Dataset items
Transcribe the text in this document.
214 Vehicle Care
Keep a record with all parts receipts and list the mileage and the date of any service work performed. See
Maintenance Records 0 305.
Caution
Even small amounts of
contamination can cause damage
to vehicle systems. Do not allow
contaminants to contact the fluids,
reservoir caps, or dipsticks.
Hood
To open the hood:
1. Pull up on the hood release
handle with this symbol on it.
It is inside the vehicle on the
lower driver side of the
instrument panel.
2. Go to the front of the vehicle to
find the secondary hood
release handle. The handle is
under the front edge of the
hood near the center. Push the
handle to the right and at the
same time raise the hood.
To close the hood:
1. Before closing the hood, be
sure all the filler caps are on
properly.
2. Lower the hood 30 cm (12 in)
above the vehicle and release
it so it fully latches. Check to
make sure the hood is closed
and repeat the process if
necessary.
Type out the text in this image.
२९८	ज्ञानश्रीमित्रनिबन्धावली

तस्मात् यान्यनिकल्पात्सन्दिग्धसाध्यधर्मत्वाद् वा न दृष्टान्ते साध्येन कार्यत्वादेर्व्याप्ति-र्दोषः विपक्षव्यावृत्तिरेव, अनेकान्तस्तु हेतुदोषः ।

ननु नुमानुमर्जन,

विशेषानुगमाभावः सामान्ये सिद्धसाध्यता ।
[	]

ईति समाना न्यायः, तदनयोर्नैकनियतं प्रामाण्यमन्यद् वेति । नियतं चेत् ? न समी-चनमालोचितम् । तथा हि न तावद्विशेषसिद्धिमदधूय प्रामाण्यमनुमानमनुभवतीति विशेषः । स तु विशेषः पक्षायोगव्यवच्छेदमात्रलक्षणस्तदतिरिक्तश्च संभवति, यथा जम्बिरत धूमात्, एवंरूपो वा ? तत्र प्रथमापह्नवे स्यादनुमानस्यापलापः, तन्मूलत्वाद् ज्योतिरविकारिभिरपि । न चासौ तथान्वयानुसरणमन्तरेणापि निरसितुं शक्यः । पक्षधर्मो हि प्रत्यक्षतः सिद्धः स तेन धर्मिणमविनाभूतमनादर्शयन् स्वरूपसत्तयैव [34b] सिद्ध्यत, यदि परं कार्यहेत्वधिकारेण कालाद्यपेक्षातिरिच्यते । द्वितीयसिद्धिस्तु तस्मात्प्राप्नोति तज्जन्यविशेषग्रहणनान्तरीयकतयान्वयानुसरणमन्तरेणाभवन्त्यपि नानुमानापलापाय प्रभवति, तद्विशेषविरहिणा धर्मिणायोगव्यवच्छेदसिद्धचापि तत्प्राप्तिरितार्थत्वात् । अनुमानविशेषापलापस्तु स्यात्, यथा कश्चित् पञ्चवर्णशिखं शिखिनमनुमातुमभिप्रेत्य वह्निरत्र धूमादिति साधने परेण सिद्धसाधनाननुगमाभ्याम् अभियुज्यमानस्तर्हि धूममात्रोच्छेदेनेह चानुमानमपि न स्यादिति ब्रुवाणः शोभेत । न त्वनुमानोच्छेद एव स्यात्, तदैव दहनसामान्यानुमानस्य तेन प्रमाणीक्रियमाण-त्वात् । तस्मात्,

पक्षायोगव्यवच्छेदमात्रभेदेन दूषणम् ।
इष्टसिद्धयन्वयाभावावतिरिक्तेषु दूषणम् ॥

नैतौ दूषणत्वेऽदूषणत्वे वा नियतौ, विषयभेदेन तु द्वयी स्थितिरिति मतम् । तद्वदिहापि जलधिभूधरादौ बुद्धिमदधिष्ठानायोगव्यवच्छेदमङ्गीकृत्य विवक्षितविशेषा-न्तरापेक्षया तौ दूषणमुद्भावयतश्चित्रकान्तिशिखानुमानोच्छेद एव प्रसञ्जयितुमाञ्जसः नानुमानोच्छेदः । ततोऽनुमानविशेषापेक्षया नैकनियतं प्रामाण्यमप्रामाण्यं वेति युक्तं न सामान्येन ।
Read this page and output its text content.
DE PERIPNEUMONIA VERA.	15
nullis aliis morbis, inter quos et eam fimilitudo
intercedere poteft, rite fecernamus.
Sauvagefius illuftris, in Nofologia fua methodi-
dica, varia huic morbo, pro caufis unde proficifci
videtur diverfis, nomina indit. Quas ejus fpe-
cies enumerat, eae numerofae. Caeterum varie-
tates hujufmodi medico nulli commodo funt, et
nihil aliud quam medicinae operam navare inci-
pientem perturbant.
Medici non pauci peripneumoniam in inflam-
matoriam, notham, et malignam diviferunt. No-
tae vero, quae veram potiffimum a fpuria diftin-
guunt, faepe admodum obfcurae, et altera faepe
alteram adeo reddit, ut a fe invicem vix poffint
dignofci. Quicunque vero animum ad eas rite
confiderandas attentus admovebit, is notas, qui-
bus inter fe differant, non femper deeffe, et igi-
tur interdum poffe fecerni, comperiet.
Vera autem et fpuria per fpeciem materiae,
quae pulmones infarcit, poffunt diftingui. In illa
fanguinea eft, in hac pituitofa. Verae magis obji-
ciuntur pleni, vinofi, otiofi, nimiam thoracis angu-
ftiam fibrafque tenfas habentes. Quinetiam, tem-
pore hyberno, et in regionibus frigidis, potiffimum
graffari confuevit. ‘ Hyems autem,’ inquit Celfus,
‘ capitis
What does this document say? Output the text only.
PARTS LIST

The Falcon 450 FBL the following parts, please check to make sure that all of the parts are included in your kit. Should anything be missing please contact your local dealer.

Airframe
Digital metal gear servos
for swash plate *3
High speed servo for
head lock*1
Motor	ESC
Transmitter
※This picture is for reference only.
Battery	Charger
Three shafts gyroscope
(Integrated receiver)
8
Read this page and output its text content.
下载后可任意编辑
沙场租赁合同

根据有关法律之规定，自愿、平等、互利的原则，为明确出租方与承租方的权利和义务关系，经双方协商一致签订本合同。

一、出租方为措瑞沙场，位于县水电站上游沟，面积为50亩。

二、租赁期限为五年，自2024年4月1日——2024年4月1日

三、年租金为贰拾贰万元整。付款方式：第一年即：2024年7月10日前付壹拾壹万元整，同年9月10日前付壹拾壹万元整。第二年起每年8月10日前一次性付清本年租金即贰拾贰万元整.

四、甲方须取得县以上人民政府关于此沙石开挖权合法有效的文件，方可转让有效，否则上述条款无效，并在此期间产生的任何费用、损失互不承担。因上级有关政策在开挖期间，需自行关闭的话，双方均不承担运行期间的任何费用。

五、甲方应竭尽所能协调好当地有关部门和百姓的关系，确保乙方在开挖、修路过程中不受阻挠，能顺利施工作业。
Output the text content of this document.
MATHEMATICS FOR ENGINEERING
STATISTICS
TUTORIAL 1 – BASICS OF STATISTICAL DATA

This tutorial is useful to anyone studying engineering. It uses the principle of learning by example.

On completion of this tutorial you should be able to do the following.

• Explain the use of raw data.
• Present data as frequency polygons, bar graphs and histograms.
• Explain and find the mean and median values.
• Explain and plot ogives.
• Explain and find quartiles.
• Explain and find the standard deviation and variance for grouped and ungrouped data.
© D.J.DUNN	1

> _GOAL_
Where a line above holds the string "release", show that line.

> _EXERCISE RESPONSE_
1. Pull up on the hood release
release handle. The handle is
above the vehicle and release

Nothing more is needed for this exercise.